-- START OF MATERIAL SHOWN --

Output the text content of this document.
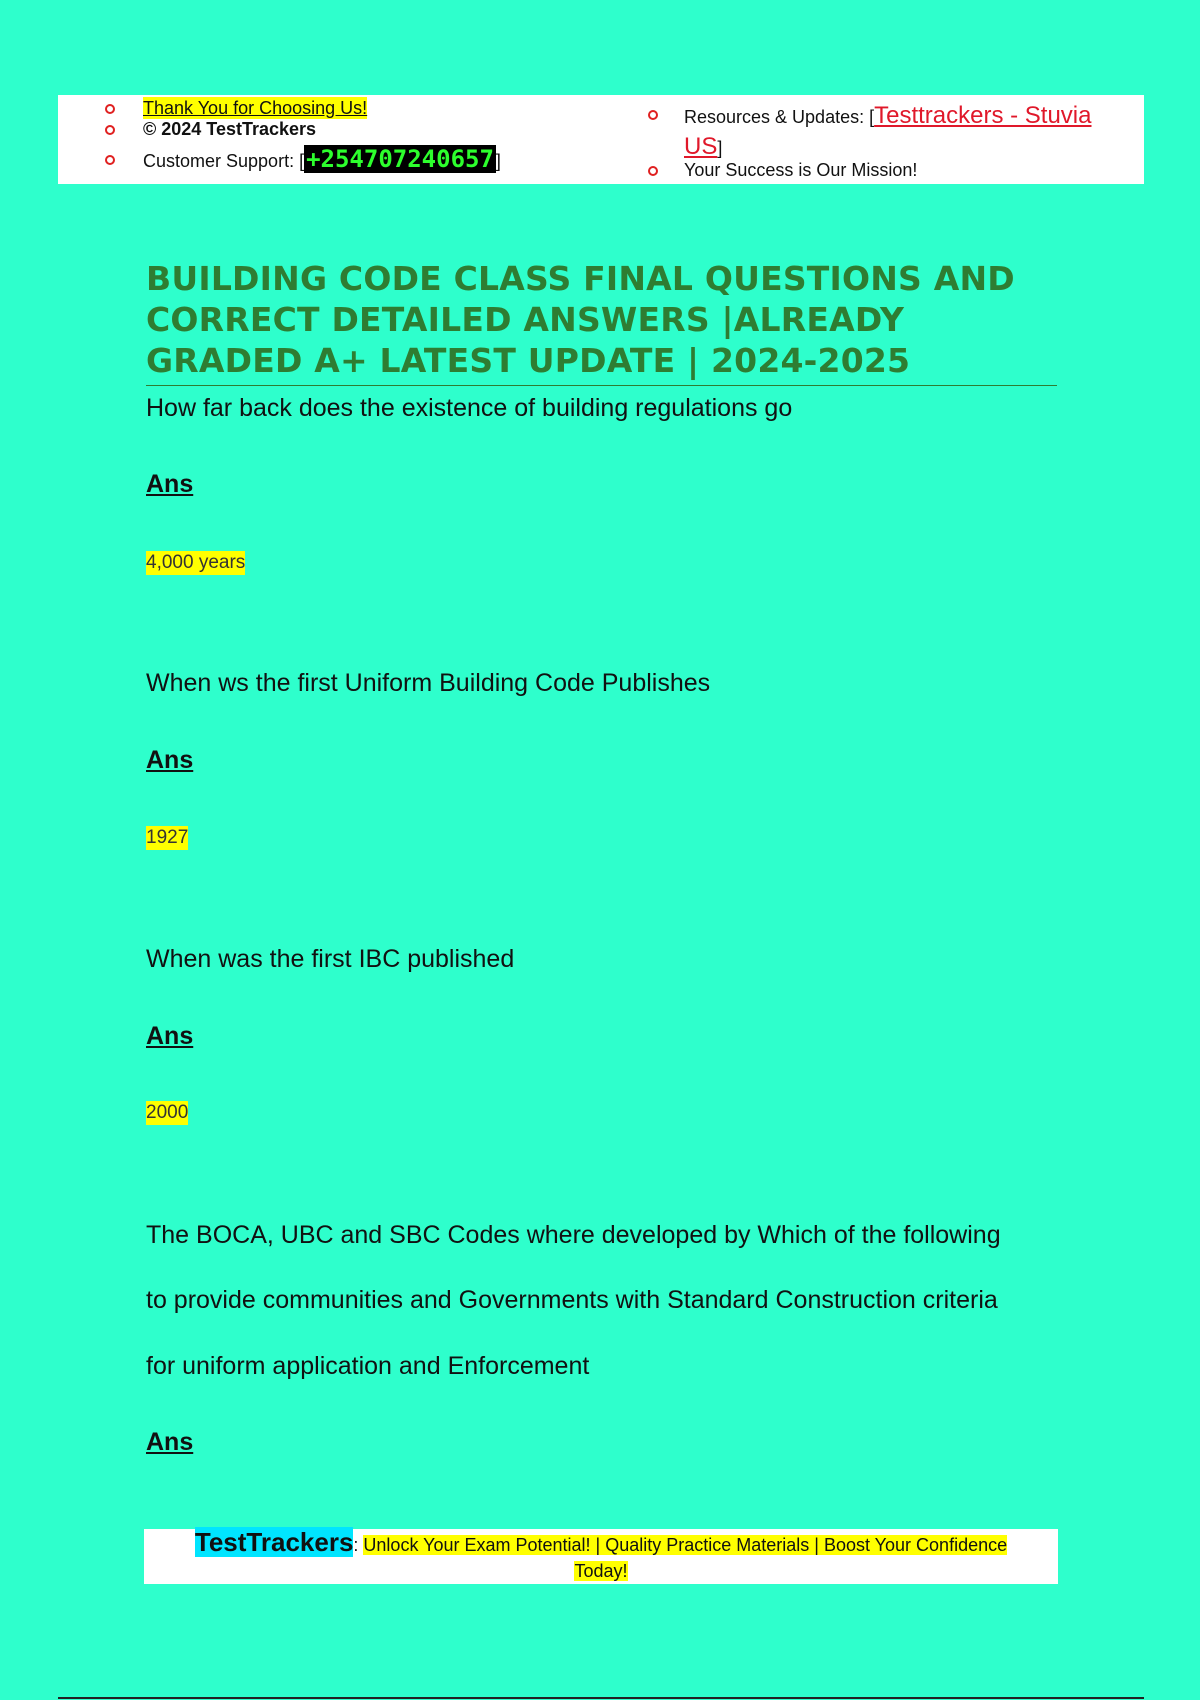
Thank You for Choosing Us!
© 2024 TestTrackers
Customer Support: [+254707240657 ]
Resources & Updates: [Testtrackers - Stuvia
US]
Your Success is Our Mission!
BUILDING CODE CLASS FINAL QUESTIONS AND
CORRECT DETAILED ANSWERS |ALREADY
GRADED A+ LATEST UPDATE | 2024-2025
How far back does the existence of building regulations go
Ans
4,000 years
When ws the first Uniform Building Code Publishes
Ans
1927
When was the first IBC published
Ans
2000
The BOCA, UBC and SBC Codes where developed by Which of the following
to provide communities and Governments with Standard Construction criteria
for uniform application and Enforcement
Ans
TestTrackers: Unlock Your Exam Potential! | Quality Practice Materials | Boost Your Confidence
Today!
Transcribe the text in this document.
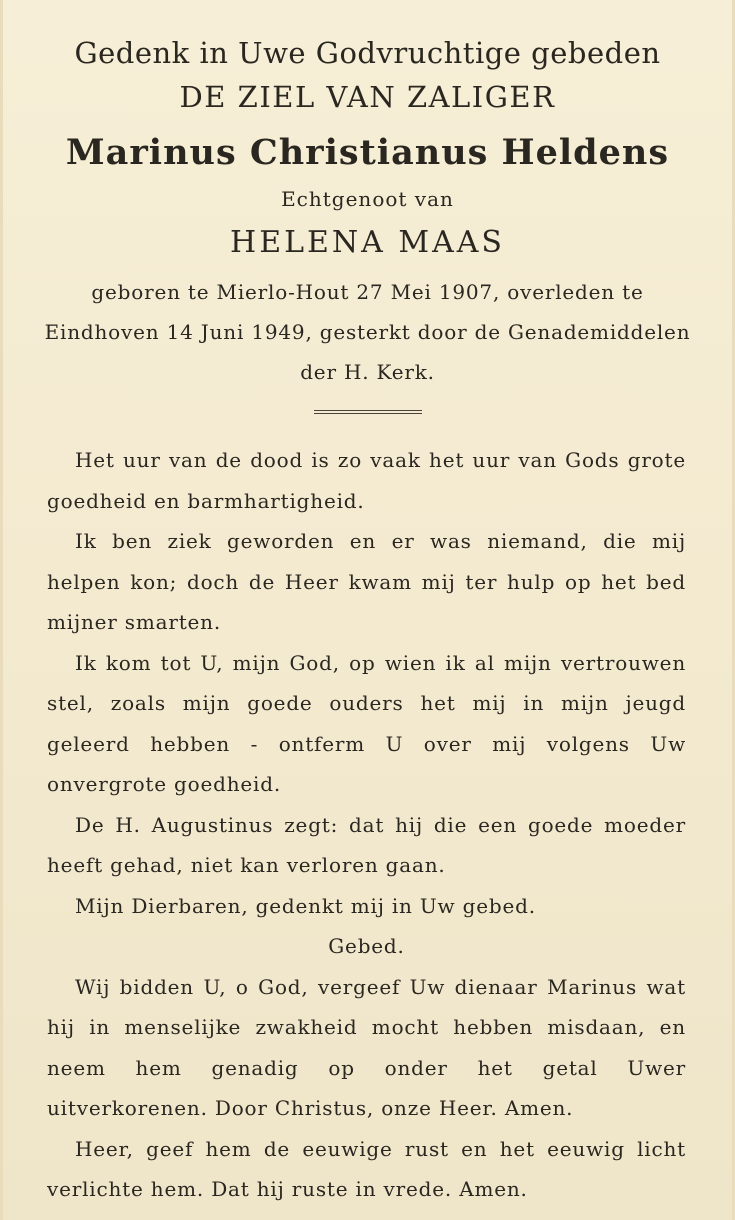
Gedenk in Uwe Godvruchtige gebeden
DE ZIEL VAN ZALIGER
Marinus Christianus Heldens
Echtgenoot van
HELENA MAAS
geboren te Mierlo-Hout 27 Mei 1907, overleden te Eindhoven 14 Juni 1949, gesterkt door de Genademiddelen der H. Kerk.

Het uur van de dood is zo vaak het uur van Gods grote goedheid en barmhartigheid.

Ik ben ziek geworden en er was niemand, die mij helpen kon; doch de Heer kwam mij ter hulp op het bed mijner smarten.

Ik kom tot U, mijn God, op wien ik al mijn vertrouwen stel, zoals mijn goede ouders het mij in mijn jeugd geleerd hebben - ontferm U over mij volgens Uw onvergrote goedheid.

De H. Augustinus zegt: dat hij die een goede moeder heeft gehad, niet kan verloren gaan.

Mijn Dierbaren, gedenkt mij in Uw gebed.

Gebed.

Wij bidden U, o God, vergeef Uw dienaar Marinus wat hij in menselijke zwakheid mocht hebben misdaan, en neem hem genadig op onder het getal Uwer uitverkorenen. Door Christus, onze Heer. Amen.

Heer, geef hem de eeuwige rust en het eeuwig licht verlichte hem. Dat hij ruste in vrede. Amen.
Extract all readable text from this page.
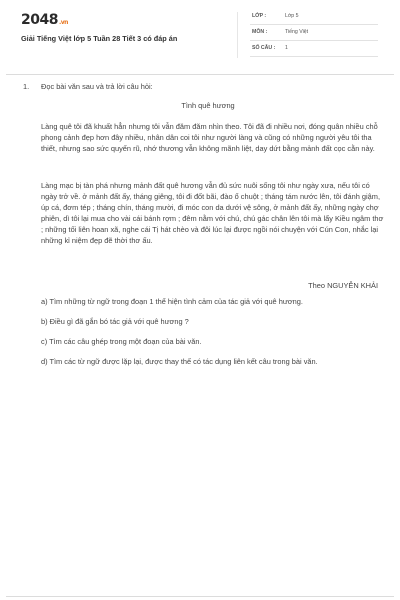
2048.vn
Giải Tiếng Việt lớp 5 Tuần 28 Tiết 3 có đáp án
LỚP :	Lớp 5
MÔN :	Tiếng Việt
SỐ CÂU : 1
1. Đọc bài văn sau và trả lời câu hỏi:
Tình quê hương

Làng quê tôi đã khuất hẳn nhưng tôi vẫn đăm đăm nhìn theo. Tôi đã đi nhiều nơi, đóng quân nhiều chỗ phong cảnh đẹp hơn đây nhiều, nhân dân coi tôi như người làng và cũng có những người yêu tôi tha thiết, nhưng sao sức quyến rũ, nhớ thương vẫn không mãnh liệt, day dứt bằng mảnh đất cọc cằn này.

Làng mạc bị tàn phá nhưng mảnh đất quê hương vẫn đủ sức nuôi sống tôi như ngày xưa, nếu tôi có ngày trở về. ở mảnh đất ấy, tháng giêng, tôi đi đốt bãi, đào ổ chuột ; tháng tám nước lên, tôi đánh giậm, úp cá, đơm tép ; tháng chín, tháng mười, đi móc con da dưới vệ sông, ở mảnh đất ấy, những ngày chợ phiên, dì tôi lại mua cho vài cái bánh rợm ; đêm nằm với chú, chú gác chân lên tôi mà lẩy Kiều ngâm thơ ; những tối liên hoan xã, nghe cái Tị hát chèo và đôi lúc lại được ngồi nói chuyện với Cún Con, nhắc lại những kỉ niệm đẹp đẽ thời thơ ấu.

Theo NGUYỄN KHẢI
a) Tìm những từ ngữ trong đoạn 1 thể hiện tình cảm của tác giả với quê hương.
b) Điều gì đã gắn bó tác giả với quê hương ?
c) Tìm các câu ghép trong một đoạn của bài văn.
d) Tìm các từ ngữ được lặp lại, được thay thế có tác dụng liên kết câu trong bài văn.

-- END OF MATERIAL SHOWN --

§ THE PROBLEM
Pull out the lines above in which the word "hebben" appears.

§ RESPONSE TO THIS TASK
Ik kom tot U, mijn God, op wien ik al mijn vertrouwen stel, zoals mijn goede ouders het mij in mijn jeugd geleerd hebben - ontferm U over mij volgens Uw onvergrote goedheid.
Wij bidden U, o God, vergeef Uw dienaar Marinus wat hij in menselijke zwakheid mocht hebben misdaan, en neem hem genadig op onder het getal Uwer uitverkorenen. Door Christus, onze Heer. Amen.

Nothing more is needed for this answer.